Description of the task -
Report every line from the material that contains the word "Sweep".

Input data -
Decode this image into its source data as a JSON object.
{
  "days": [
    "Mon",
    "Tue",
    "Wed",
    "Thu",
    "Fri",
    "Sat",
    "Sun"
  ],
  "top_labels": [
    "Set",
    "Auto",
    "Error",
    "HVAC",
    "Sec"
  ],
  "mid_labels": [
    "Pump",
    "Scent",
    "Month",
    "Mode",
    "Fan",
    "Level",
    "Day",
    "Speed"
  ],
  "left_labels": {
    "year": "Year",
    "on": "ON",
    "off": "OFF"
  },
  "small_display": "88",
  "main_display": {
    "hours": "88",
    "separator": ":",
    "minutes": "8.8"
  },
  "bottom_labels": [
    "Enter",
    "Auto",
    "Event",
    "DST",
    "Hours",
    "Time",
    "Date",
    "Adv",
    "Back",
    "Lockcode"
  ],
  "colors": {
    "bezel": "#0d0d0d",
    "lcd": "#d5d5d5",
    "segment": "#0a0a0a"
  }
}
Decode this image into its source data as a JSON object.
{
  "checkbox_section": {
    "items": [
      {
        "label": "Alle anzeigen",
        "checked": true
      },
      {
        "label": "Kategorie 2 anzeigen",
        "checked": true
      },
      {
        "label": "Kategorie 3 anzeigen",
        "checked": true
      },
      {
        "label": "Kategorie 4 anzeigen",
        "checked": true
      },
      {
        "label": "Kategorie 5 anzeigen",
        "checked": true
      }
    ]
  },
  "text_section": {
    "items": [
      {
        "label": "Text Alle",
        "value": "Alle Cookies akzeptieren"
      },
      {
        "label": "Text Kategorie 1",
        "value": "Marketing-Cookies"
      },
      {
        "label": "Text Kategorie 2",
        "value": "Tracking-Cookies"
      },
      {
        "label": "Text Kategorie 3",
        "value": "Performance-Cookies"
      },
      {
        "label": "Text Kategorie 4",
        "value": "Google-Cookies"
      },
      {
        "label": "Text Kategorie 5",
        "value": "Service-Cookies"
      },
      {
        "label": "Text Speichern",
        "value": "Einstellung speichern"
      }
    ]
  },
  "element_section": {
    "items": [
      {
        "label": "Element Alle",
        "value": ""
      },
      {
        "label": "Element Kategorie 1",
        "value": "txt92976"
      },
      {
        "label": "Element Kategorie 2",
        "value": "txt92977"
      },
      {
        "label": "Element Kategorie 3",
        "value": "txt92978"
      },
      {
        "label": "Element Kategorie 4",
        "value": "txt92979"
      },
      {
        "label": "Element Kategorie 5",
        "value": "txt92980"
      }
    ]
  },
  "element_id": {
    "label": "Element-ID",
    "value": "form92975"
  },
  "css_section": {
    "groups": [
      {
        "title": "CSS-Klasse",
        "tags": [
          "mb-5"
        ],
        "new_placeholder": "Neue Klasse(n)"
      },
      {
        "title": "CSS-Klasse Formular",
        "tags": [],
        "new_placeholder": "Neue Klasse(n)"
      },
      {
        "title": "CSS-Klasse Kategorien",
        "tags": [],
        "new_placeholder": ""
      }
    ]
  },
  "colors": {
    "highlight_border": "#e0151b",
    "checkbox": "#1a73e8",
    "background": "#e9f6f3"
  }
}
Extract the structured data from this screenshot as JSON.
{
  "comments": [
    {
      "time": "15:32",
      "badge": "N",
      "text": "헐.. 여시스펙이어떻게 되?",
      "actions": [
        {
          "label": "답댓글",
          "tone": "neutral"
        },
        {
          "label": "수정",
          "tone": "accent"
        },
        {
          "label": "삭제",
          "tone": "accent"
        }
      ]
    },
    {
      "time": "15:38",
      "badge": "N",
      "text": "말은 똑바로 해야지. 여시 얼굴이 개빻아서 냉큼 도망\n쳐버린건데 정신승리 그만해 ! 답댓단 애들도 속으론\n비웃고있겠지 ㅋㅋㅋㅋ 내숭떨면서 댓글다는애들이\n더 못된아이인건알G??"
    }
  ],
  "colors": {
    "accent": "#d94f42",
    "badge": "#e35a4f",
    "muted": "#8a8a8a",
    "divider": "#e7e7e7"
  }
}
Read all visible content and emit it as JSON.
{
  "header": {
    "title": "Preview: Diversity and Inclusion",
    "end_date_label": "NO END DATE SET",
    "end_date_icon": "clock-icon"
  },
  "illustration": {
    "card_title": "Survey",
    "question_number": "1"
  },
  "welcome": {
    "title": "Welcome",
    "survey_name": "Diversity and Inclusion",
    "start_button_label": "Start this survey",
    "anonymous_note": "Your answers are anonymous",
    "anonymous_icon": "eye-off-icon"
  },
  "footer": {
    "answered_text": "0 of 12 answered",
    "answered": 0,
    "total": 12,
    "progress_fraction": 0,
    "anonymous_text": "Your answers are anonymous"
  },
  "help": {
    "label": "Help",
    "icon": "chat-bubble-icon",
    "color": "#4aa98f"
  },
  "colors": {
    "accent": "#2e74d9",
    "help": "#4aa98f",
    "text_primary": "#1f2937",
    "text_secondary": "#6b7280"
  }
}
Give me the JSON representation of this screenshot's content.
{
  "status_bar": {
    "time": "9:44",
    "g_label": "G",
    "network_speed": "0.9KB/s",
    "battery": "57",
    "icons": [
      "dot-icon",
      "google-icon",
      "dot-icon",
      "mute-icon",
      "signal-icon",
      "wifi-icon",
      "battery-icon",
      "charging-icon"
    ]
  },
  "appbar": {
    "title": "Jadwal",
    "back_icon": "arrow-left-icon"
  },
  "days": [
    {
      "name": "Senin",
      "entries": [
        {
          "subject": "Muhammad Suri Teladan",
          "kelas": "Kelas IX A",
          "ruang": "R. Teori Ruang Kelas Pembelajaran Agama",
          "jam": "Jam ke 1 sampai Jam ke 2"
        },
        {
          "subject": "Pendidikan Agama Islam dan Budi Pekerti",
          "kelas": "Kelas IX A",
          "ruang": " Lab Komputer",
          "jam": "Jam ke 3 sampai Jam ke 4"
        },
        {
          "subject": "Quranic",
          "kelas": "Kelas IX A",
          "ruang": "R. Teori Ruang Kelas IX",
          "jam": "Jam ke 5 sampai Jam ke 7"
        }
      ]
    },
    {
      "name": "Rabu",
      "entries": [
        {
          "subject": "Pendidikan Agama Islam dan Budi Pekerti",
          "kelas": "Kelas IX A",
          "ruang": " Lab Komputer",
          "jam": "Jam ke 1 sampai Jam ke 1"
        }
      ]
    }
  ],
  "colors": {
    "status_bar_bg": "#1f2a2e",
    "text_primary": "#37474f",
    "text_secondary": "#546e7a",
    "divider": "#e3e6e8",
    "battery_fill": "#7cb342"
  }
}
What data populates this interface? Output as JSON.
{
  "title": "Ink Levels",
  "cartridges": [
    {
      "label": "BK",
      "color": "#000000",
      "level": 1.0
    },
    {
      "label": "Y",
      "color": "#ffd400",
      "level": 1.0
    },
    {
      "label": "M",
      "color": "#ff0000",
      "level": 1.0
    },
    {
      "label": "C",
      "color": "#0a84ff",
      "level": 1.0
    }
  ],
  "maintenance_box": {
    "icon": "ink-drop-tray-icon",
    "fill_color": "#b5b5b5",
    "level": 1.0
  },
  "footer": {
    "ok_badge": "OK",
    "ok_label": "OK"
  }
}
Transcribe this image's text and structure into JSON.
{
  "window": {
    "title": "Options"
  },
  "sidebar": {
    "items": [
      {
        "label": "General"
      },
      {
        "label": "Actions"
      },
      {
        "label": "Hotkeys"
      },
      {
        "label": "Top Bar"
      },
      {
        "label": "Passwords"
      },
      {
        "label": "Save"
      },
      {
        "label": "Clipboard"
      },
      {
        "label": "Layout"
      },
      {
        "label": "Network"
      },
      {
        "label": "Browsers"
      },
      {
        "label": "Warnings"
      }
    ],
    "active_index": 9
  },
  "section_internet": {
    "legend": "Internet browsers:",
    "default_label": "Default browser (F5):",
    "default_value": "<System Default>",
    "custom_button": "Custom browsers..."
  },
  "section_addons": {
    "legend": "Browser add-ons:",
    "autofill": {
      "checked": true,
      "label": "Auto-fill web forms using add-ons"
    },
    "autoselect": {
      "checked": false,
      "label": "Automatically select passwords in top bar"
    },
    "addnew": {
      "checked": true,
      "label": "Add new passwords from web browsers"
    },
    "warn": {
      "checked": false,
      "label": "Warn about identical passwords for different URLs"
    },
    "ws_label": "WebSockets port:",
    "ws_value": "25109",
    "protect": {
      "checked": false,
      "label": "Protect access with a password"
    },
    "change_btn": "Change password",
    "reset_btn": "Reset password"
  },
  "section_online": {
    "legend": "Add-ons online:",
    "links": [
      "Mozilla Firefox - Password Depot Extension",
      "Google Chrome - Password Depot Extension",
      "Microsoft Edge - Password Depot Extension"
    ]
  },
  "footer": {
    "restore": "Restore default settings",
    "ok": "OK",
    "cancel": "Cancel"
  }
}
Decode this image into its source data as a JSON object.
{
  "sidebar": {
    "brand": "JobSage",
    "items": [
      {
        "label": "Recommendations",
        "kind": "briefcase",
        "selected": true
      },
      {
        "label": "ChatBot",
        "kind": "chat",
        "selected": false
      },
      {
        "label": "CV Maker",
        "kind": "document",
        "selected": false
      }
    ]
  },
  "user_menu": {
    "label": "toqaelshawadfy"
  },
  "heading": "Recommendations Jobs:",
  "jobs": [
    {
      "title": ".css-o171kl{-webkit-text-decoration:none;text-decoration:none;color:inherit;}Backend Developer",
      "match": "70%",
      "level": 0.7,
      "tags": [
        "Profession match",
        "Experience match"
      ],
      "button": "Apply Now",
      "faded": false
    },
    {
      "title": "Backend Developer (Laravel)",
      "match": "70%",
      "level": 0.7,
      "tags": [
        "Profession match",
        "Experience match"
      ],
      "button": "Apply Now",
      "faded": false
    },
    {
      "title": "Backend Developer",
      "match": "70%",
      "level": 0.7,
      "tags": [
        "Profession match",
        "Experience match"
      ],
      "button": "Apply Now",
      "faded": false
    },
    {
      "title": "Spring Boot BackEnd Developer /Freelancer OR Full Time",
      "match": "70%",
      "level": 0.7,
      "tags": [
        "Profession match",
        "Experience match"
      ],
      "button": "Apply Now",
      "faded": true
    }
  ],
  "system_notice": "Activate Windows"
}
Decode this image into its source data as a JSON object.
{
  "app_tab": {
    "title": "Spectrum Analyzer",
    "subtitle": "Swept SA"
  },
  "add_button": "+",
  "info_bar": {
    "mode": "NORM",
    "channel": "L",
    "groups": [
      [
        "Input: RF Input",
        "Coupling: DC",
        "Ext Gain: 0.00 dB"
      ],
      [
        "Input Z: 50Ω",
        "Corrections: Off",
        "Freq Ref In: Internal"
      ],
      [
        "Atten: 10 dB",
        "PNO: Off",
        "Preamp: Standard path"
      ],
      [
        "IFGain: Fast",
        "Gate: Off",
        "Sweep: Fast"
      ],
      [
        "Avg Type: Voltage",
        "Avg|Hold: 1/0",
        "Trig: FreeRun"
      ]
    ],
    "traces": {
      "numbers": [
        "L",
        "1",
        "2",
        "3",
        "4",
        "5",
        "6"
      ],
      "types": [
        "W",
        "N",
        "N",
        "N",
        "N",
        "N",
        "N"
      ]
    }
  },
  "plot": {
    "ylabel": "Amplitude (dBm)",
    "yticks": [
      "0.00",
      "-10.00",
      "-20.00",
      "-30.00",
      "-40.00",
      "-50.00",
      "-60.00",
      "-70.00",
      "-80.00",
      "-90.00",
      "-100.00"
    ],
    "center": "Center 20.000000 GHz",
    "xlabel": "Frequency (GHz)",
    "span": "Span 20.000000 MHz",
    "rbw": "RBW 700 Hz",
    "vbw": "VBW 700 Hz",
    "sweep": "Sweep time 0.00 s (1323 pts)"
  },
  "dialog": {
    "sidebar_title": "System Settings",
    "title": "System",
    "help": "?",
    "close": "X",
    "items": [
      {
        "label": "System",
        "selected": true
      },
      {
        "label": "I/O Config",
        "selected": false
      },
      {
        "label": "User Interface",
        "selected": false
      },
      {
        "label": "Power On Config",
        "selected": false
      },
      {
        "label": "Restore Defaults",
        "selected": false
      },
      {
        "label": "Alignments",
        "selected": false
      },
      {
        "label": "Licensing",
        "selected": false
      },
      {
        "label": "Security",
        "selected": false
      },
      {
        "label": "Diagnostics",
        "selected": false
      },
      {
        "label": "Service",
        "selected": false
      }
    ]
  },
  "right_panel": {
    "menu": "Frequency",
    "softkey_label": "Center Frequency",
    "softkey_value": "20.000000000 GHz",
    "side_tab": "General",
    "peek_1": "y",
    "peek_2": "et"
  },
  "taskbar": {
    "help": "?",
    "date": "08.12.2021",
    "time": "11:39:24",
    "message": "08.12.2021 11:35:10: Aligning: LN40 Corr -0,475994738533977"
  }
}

Correct answer -
        "Sweep: Fast"
    "sweep": "Sweep time 0.00 s (1323 pts)"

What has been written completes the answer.